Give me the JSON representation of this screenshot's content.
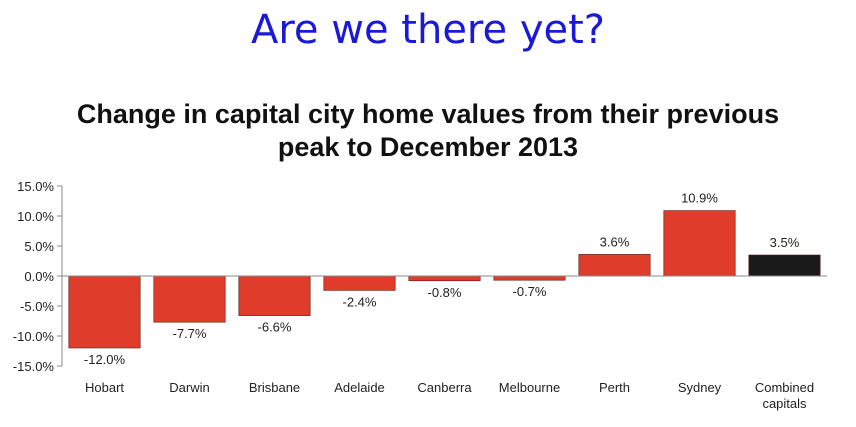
{
  "headline": "Are we there yet?",
  "colors": {
    "headline": "#1a1ad6",
    "bar": "#e03c2b",
    "bar_highlight": "#1a1a1a",
    "grid": "#d9d9d9",
    "axis": "#888888"
  },
  "chart_data": {
    "type": "bar",
    "title_lines": [
      "Change in capital city home values from their previous",
      "peak to December 2013"
    ],
    "xlabel": "",
    "ylabel": "",
    "categories": [
      "Hobart",
      "Darwin",
      "Brisbane",
      "Adelaide",
      "Canberra",
      "Melbourne",
      "Perth",
      "Sydney",
      "Combined capitals"
    ],
    "values": [
      -12.0,
      -7.7,
      -6.6,
      -2.4,
      -0.8,
      -0.7,
      3.6,
      10.9,
      3.5
    ],
    "data_labels": [
      "-12.0%",
      "-7.7%",
      "-6.6%",
      "-2.4%",
      "-0.8%",
      "-0.7%",
      "3.6%",
      "10.9%",
      "3.5%"
    ],
    "highlight_index": 8,
    "ylim": [
      -15,
      15
    ],
    "yticks": [
      15,
      10,
      5,
      0,
      -5,
      -10,
      -15
    ],
    "ytick_labels": [
      "15.0%",
      "10.0%",
      "5.0%",
      "0.0%",
      "-5.0%",
      "-10.0%",
      "-15.0%"
    ],
    "grid": true,
    "legend": "none"
  }
}
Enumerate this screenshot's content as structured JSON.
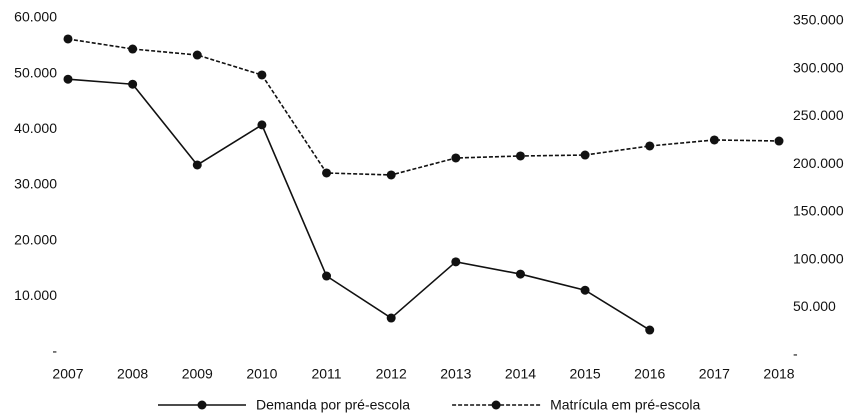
{
  "chart_data": {
    "type": "line",
    "x": [
      2007,
      2008,
      2009,
      2010,
      2011,
      2012,
      2013,
      2014,
      2015,
      2016,
      2017,
      2018
    ],
    "xlim": [
      2007,
      2018
    ],
    "xticks": [
      2007,
      2008,
      2009,
      2010,
      2011,
      2012,
      2013,
      2014,
      2015,
      2016,
      2017,
      2018
    ],
    "ylim": [
      0,
      60000
    ],
    "yticks": [
      {
        "value": 0,
        "label": "-"
      },
      {
        "value": 10000,
        "label": "10.000"
      },
      {
        "value": 20000,
        "label": "20.000"
      },
      {
        "value": 30000,
        "label": "30.000"
      },
      {
        "value": 40000,
        "label": "40.000"
      },
      {
        "value": 50000,
        "label": "50.000"
      },
      {
        "value": 60000,
        "label": "60.000"
      }
    ],
    "y2lim": [
      0,
      350000
    ],
    "y2ticks": [
      {
        "value": 0,
        "label": "-"
      },
      {
        "value": 50000,
        "label": "50.000"
      },
      {
        "value": 100000,
        "label": "100.000"
      },
      {
        "value": 150000,
        "label": "150.000"
      },
      {
        "value": 200000,
        "label": "200.000"
      },
      {
        "value": 250000,
        "label": "250.000"
      },
      {
        "value": 300000,
        "label": "300.000"
      },
      {
        "value": 350000,
        "label": "350.000"
      }
    ],
    "legend": "bottom",
    "series": [
      {
        "name": "Demanda por pré-escola",
        "color": "#111111",
        "style": "solid",
        "axis": "y",
        "values": [
          49000,
          48100,
          33600,
          40800,
          13650,
          6100,
          16200,
          14000,
          11100,
          3950,
          null,
          null
        ]
      },
      {
        "name": "Matrícula em pré-escola",
        "color": "#111111",
        "style": "dashed",
        "axis": "y2",
        "values": [
          328000,
          317500,
          311200,
          290300,
          187600,
          185500,
          203300,
          205400,
          206400,
          215900,
          222200,
          221100
        ]
      }
    ]
  }
}
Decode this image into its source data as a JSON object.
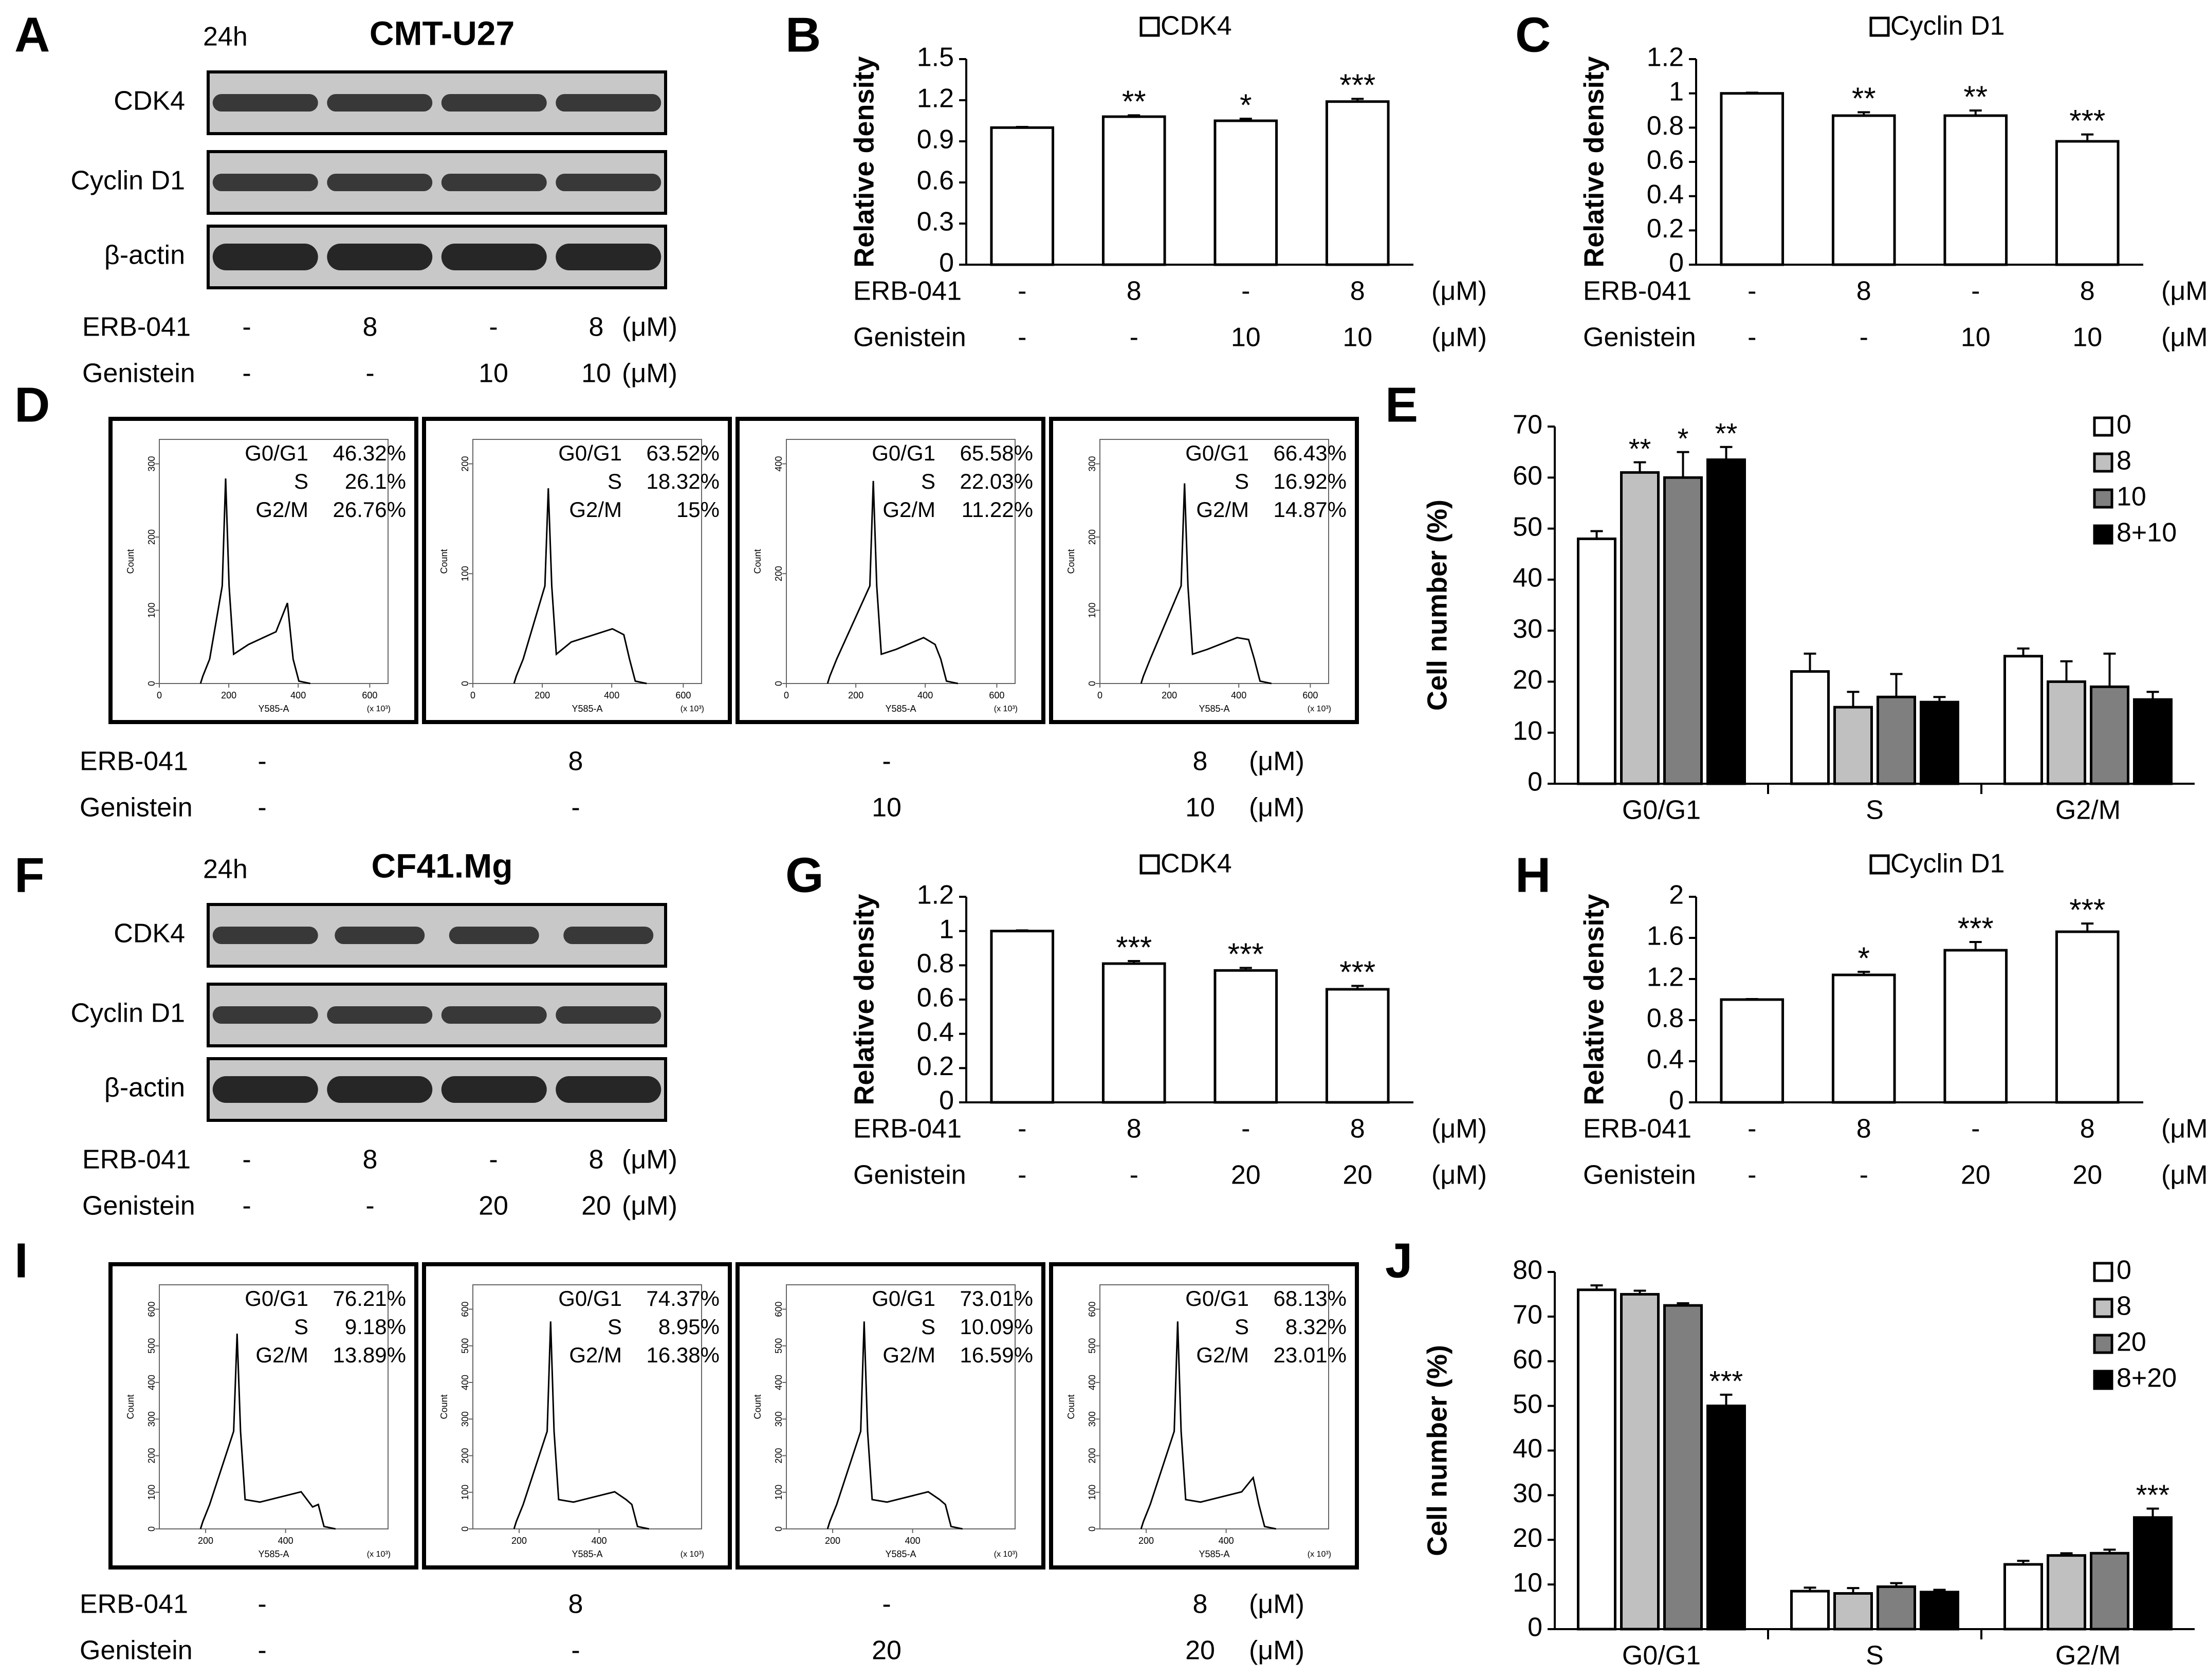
{
  "colors": {
    "black": "#000000",
    "white": "#ffffff",
    "light_gray": "#c0c0c0",
    "dark_gray": "#7f7f7f",
    "band_dark": "#1e1e1e",
    "blot_bg": "#c8c8c8"
  },
  "panels": {
    "A": {
      "letter": "A",
      "time": "24h",
      "cell_line": "CMT-U27",
      "rows": [
        "CDK4",
        "Cyclin D1",
        "β-actin"
      ],
      "treat": {
        "erb_label": "ERB-041",
        "erb": [
          "-",
          "8",
          "-",
          "8"
        ],
        "gen_label": "Genistein",
        "gen": [
          "-",
          "-",
          "10",
          "10"
        ],
        "unit": "(μM)"
      }
    },
    "D": {
      "letter": "D",
      "histograms": [
        {
          "stats": [
            [
              "G0/G1",
              "46.32%"
            ],
            [
              "S",
              "26.1%"
            ],
            [
              "G2/M",
              "26.76%"
            ]
          ],
          "yticks": [
            "0",
            "100",
            "200",
            "300"
          ],
          "xticks": [
            "0",
            "200",
            "400",
            "600"
          ],
          "xlabel": "Y585-A",
          "xunit": "(x 10³)",
          "ylabel": "Count"
        },
        {
          "stats": [
            [
              "G0/G1",
              "63.52%"
            ],
            [
              "S",
              "18.32%"
            ],
            [
              "G2/M",
              "15%"
            ]
          ],
          "yticks": [
            "0",
            "100",
            "200"
          ],
          "xticks": [
            "0",
            "200",
            "400",
            "600"
          ],
          "xlabel": "Y585-A",
          "xunit": "(x 10³)",
          "ylabel": "Count"
        },
        {
          "stats": [
            [
              "G0/G1",
              "65.58%"
            ],
            [
              "S",
              "22.03%"
            ],
            [
              "G2/M",
              "11.22%"
            ]
          ],
          "yticks": [
            "0",
            "200",
            "400"
          ],
          "xticks": [
            "0",
            "200",
            "400",
            "600"
          ],
          "xlabel": "Y585-A",
          "xunit": "(x 10³)",
          "ylabel": "Count"
        },
        {
          "stats": [
            [
              "G0/G1",
              "66.43%"
            ],
            [
              "S",
              "16.92%"
            ],
            [
              "G2/M",
              "14.87%"
            ]
          ],
          "yticks": [
            "0",
            "100",
            "200",
            "300"
          ],
          "xticks": [
            "0",
            "200",
            "400",
            "600"
          ],
          "xlabel": "Y585-A",
          "xunit": "(x 10³)",
          "ylabel": "Count"
        }
      ],
      "treat": {
        "erb_label": "ERB-041",
        "erb": [
          "-",
          "8",
          "-",
          "8"
        ],
        "gen_label": "Genistein",
        "gen": [
          "-",
          "-",
          "10",
          "10"
        ],
        "unit": "(μM)"
      }
    },
    "F": {
      "letter": "F",
      "time": "24h",
      "cell_line": "CF41.Mg",
      "rows": [
        "CDK4",
        "Cyclin D1",
        "β-actin"
      ],
      "treat": {
        "erb_label": "ERB-041",
        "erb": [
          "-",
          "8",
          "-",
          "8"
        ],
        "gen_label": "Genistein",
        "gen": [
          "-",
          "-",
          "20",
          "20"
        ],
        "unit": "(μM)"
      }
    },
    "I": {
      "letter": "I",
      "histograms": [
        {
          "stats": [
            [
              "G0/G1",
              "76.21%"
            ],
            [
              "S",
              "9.18%"
            ],
            [
              "G2/M",
              "13.89%"
            ]
          ],
          "yticks": [
            "0",
            "100",
            "200",
            "300",
            "400",
            "500",
            "600"
          ],
          "xticks": [
            "200",
            "400"
          ],
          "xlabel": "Y585-A",
          "xunit": "(x 10³)",
          "ylabel": "Count"
        },
        {
          "stats": [
            [
              "G0/G1",
              "74.37%"
            ],
            [
              "S",
              "8.95%"
            ],
            [
              "G2/M",
              "16.38%"
            ]
          ],
          "yticks": [
            "0",
            "100",
            "200",
            "300",
            "400",
            "500",
            "600"
          ],
          "xticks": [
            "200",
            "400"
          ],
          "xlabel": "Y585-A",
          "xunit": "(x 10³)",
          "ylabel": "Count"
        },
        {
          "stats": [
            [
              "G0/G1",
              "73.01%"
            ],
            [
              "S",
              "10.09%"
            ],
            [
              "G2/M",
              "16.59%"
            ]
          ],
          "yticks": [
            "0",
            "100",
            "200",
            "300",
            "400",
            "500",
            "600"
          ],
          "xticks": [
            "200",
            "400"
          ],
          "xlabel": "Y585-A",
          "xunit": "(x 10³)",
          "ylabel": "Count"
        },
        {
          "stats": [
            [
              "G0/G1",
              "68.13%"
            ],
            [
              "S",
              "8.32%"
            ],
            [
              "G2/M",
              "23.01%"
            ]
          ],
          "yticks": [
            "0",
            "100",
            "200",
            "300",
            "400",
            "500",
            "600"
          ],
          "xticks": [
            "200",
            "400"
          ],
          "xlabel": "Y585-A",
          "xunit": "(x 10³)",
          "ylabel": "Count"
        }
      ],
      "treat": {
        "erb_label": "ERB-041",
        "erb": [
          "-",
          "8",
          "-",
          "8"
        ],
        "gen_label": "Genistein",
        "gen": [
          "-",
          "-",
          "20",
          "20"
        ],
        "unit": "(μM)"
      }
    }
  },
  "chart_data": [
    {
      "id": "B",
      "letter": "B",
      "type": "bar",
      "legend": "CDK4",
      "ylabel": "Relative density",
      "ylim": [
        0,
        1.5
      ],
      "yticks": [
        "0",
        "0.3",
        "0.6",
        "0.9",
        "1.2",
        "1.5"
      ],
      "values": [
        1.0,
        1.08,
        1.05,
        1.19
      ],
      "errors": [
        0.005,
        0.01,
        0.015,
        0.02
      ],
      "significance": [
        "",
        "**",
        "*",
        "***"
      ],
      "treat": {
        "erb_label": "ERB-041",
        "erb": [
          "-",
          "8",
          "-",
          "8"
        ],
        "gen_label": "Genistein",
        "gen": [
          "-",
          "-",
          "10",
          "10"
        ],
        "unit": "(μM)"
      }
    },
    {
      "id": "C",
      "letter": "C",
      "type": "bar",
      "legend": "Cyclin D1",
      "ylabel": "Relative density",
      "ylim": [
        0,
        1.2
      ],
      "yticks": [
        "0",
        "0.2",
        "0.4",
        "0.6",
        "0.8",
        "1",
        "1.2"
      ],
      "values": [
        1.0,
        0.87,
        0.87,
        0.72
      ],
      "errors": [
        0.004,
        0.02,
        0.03,
        0.04
      ],
      "significance": [
        "",
        "**",
        "**",
        "***"
      ],
      "treat": {
        "erb_label": "ERB-041",
        "erb": [
          "-",
          "8",
          "-",
          "8"
        ],
        "gen_label": "Genistein",
        "gen": [
          "-",
          "-",
          "10",
          "10"
        ],
        "unit": "(μM)"
      }
    },
    {
      "id": "E",
      "letter": "E",
      "type": "bar",
      "ylabel": "Cell number (%)",
      "ylim": [
        0,
        70
      ],
      "yticks": [
        "0",
        "10",
        "20",
        "30",
        "40",
        "50",
        "60",
        "70"
      ],
      "categories": [
        "G0/G1",
        "S",
        "G2/M"
      ],
      "series": [
        {
          "name": "0",
          "color": "#ffffff",
          "values": [
            48,
            22,
            25
          ],
          "errors": [
            1.5,
            3.5,
            1.5
          ],
          "significance": [
            "",
            "",
            ""
          ]
        },
        {
          "name": "8",
          "color": "#c0c0c0",
          "values": [
            61,
            15,
            20
          ],
          "errors": [
            2.0,
            3.0,
            4.0
          ],
          "significance": [
            "**",
            "",
            ""
          ]
        },
        {
          "name": "10",
          "color": "#7f7f7f",
          "values": [
            60,
            17,
            19
          ],
          "errors": [
            5.0,
            4.5,
            6.5
          ],
          "significance": [
            "*",
            "",
            ""
          ]
        },
        {
          "name": "8+10",
          "color": "#000000",
          "values": [
            63.5,
            16,
            16.5
          ],
          "errors": [
            2.5,
            1.0,
            1.5
          ],
          "significance": [
            "**",
            "",
            ""
          ]
        }
      ]
    },
    {
      "id": "G",
      "letter": "G",
      "type": "bar",
      "legend": "CDK4",
      "ylabel": "Relative density",
      "ylim": [
        0,
        1.2
      ],
      "yticks": [
        "0",
        "0.2",
        "0.4",
        "0.6",
        "0.8",
        "1",
        "1.2"
      ],
      "values": [
        1.0,
        0.81,
        0.77,
        0.66
      ],
      "errors": [
        0.004,
        0.015,
        0.015,
        0.02
      ],
      "significance": [
        "",
        "***",
        "***",
        "***"
      ],
      "treat": {
        "erb_label": "ERB-041",
        "erb": [
          "-",
          "8",
          "-",
          "8"
        ],
        "gen_label": "Genistein",
        "gen": [
          "-",
          "-",
          "20",
          "20"
        ],
        "unit": "(μM)"
      }
    },
    {
      "id": "H",
      "letter": "H",
      "type": "bar",
      "legend": "Cyclin D1",
      "ylabel": "Relative density",
      "ylim": [
        0,
        2
      ],
      "yticks": [
        "0",
        "0.4",
        "0.8",
        "1.2",
        "1.6",
        "2"
      ],
      "values": [
        1.0,
        1.24,
        1.48,
        1.66
      ],
      "errors": [
        0.005,
        0.03,
        0.08,
        0.08
      ],
      "significance": [
        "",
        "*",
        "***",
        "***"
      ],
      "treat": {
        "erb_label": "ERB-041",
        "erb": [
          "-",
          "8",
          "-",
          "8"
        ],
        "gen_label": "Genistein",
        "gen": [
          "-",
          "-",
          "20",
          "20"
        ],
        "unit": "(μM)"
      }
    },
    {
      "id": "J",
      "letter": "J",
      "type": "bar",
      "ylabel": "Cell number (%)",
      "ylim": [
        0,
        80
      ],
      "yticks": [
        "0",
        "10",
        "20",
        "30",
        "40",
        "50",
        "60",
        "70",
        "80"
      ],
      "categories": [
        "G0/G1",
        "S",
        "G2/M"
      ],
      "series": [
        {
          "name": "0",
          "color": "#ffffff",
          "values": [
            76,
            8.5,
            14.5
          ],
          "errors": [
            1.0,
            0.8,
            0.8
          ],
          "significance": [
            "",
            "",
            ""
          ]
        },
        {
          "name": "8",
          "color": "#c0c0c0",
          "values": [
            75,
            8,
            16.5
          ],
          "errors": [
            0.8,
            1.2,
            0.5
          ],
          "significance": [
            "",
            "",
            ""
          ]
        },
        {
          "name": "20",
          "color": "#7f7f7f",
          "values": [
            72.5,
            9.5,
            17
          ],
          "errors": [
            0.5,
            0.8,
            0.8
          ],
          "significance": [
            "",
            "",
            ""
          ]
        },
        {
          "name": "8+20",
          "color": "#000000",
          "values": [
            50,
            8.3,
            25
          ],
          "errors": [
            2.5,
            0.5,
            2.0
          ],
          "significance": [
            "***",
            "",
            "***"
          ]
        }
      ]
    }
  ]
}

================================

AIM OF THE EXERCISE — Which lines in the listing above hold the word "headline"? Show each of them.

EXERCISE ANSWER —
  "headline": "Are we there yet?",
    "headline": "#1a1ad6",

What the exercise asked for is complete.